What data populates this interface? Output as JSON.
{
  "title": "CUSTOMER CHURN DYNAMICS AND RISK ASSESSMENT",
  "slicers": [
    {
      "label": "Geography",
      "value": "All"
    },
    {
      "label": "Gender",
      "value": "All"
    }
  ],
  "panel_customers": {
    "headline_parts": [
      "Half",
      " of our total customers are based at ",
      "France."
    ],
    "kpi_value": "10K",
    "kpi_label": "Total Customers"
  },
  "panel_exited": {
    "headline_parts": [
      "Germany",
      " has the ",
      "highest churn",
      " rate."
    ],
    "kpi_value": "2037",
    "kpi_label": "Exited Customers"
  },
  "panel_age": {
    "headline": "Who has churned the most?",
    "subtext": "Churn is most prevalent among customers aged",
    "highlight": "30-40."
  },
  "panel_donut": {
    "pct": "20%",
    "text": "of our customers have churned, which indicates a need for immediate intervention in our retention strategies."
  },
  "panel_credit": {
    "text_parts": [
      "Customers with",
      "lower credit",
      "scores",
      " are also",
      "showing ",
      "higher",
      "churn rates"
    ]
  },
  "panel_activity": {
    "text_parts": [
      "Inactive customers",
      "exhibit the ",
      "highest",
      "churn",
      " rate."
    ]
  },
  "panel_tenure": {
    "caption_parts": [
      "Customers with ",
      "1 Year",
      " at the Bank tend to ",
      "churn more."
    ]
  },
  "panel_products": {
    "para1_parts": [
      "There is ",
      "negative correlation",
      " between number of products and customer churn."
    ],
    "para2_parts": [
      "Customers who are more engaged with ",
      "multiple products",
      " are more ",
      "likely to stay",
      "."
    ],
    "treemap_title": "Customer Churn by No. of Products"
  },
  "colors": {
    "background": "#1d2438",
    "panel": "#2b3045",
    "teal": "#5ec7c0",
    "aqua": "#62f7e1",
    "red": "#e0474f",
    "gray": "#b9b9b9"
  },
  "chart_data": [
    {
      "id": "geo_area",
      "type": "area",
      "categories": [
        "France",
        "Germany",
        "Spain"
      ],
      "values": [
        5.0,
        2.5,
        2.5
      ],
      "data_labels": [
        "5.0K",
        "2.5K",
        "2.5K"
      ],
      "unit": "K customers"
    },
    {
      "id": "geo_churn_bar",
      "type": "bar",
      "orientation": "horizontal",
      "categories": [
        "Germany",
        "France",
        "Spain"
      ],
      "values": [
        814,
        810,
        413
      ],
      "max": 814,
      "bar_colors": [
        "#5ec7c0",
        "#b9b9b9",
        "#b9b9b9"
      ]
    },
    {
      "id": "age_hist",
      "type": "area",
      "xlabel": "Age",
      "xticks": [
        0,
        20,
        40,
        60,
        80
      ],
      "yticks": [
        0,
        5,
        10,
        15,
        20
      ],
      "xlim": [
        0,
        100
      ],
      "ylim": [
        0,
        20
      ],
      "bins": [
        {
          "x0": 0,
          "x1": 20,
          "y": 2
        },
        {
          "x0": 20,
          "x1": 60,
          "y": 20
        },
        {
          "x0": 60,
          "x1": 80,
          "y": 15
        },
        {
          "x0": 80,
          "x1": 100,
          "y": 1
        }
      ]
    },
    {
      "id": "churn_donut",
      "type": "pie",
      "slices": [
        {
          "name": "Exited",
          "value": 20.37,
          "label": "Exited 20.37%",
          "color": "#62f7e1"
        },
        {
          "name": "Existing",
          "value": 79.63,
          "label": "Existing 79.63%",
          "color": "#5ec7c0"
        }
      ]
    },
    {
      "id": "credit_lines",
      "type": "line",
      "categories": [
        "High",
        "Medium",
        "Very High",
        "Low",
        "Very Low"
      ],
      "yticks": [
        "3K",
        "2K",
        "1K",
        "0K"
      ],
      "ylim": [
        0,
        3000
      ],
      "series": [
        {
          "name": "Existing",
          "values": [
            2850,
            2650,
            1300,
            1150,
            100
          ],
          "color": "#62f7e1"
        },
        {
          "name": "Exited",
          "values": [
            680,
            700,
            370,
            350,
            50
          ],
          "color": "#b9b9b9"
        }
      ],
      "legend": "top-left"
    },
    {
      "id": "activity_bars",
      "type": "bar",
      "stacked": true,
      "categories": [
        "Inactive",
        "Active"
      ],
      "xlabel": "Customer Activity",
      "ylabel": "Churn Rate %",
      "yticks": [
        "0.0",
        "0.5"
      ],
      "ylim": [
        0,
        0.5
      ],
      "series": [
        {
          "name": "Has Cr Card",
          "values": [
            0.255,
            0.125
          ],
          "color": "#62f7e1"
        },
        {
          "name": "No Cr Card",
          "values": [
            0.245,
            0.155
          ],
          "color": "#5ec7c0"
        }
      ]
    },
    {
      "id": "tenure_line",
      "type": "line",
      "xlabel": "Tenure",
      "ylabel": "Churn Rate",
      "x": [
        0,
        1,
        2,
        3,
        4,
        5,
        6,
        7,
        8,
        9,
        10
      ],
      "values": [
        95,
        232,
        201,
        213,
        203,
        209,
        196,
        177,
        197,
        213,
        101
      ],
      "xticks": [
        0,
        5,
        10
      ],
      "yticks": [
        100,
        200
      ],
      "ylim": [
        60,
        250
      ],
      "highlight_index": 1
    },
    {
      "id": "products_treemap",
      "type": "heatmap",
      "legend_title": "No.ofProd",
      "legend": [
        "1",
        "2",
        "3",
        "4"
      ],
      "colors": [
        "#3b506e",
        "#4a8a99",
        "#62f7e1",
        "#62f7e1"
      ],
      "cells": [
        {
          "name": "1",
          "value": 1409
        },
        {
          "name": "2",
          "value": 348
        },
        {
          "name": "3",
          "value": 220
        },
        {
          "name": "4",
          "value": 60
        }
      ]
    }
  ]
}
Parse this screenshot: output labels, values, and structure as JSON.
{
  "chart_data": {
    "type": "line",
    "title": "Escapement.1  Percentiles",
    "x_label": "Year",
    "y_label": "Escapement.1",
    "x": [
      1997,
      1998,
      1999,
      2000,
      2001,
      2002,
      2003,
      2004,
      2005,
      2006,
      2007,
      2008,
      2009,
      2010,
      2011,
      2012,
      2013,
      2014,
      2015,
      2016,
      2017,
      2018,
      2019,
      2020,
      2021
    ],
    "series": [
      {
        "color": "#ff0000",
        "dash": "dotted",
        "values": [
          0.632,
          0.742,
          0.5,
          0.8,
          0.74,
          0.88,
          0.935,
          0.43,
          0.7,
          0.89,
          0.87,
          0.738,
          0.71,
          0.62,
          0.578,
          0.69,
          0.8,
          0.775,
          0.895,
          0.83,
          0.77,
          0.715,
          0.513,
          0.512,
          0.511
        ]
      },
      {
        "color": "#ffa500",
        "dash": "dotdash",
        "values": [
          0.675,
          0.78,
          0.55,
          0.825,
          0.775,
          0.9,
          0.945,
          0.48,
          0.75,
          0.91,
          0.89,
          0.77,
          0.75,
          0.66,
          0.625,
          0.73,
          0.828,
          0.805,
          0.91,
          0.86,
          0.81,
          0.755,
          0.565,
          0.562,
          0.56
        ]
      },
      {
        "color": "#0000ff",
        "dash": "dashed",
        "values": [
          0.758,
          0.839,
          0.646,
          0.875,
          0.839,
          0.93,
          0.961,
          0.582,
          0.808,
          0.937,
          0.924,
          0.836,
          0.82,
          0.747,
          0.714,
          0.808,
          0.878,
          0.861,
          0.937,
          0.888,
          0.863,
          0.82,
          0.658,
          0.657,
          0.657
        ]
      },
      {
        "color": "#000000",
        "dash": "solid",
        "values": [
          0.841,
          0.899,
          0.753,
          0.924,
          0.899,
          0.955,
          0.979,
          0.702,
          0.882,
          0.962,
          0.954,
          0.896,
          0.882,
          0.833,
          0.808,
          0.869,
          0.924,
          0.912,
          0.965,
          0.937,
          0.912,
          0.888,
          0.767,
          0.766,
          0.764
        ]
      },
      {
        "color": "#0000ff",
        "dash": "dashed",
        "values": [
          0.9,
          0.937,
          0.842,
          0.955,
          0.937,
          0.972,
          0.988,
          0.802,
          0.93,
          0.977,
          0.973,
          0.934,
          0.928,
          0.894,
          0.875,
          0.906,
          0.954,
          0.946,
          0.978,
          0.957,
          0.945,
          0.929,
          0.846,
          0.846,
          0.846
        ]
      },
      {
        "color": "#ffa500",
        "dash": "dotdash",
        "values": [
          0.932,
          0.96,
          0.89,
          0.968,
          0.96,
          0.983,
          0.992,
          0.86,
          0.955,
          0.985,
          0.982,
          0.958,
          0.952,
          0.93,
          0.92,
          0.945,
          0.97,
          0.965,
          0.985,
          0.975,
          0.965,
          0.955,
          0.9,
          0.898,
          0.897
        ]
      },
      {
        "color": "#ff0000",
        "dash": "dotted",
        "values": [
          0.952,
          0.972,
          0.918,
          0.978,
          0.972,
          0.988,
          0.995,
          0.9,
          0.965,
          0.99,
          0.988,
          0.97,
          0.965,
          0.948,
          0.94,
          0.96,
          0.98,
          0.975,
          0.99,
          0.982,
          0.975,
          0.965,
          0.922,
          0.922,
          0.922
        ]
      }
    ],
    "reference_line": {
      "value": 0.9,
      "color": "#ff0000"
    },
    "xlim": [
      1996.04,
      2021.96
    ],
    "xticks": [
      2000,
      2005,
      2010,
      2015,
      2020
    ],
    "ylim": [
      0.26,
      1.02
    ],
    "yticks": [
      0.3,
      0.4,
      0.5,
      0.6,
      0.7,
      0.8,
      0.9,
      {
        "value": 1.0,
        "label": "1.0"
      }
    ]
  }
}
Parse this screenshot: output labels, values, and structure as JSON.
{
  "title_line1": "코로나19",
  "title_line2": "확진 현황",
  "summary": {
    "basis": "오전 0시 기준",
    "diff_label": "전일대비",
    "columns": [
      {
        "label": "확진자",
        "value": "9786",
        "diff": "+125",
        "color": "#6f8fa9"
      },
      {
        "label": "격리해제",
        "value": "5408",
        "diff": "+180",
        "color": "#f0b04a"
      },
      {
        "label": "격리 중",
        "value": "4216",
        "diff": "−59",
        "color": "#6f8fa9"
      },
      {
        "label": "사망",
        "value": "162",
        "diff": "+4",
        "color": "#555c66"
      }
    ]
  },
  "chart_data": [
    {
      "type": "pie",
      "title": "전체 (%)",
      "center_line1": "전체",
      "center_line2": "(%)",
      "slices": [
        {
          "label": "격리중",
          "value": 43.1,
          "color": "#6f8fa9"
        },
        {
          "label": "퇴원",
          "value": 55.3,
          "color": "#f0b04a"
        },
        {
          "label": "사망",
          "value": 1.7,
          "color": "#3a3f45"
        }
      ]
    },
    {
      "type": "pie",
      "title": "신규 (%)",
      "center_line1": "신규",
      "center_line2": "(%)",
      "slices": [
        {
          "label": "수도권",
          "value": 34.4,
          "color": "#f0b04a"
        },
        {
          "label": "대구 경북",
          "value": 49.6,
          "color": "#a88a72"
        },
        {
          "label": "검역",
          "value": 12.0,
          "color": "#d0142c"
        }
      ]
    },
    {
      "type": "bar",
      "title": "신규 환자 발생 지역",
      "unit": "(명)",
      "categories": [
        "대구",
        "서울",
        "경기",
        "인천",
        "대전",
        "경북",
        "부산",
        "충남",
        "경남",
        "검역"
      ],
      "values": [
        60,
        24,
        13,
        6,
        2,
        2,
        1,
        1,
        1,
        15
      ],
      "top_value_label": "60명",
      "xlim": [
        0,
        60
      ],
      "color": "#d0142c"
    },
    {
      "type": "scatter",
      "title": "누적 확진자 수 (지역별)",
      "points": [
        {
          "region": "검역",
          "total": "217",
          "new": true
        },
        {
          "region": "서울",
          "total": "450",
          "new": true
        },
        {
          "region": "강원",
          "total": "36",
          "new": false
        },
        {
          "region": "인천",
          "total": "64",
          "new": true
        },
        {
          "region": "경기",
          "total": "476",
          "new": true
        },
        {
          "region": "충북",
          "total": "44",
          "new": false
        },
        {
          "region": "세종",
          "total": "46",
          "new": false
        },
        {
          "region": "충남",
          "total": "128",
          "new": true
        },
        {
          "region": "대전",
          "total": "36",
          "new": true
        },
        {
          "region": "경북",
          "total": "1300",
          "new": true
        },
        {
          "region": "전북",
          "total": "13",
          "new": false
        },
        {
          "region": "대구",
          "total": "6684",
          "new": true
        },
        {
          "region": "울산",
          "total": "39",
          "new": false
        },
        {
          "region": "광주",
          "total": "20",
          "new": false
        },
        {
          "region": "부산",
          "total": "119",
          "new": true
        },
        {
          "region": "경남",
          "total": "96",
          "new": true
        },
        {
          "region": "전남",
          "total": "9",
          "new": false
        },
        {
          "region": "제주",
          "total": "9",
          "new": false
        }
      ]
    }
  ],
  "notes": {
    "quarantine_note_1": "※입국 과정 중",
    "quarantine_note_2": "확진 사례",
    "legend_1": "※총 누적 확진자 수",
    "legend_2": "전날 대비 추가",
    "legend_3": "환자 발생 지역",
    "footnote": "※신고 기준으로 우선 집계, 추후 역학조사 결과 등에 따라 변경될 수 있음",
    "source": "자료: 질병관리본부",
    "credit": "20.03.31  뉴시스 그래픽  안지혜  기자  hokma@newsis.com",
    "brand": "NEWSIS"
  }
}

-------

PROMPT —
Select every line in the material above where the string "churned" occurs, and copy it.

WRITTEN ANSWER —
    "headline": "Who has churned the most?",
    "text": "of our customers have churned, which indicates a need for immediate intervention in our retention strategies."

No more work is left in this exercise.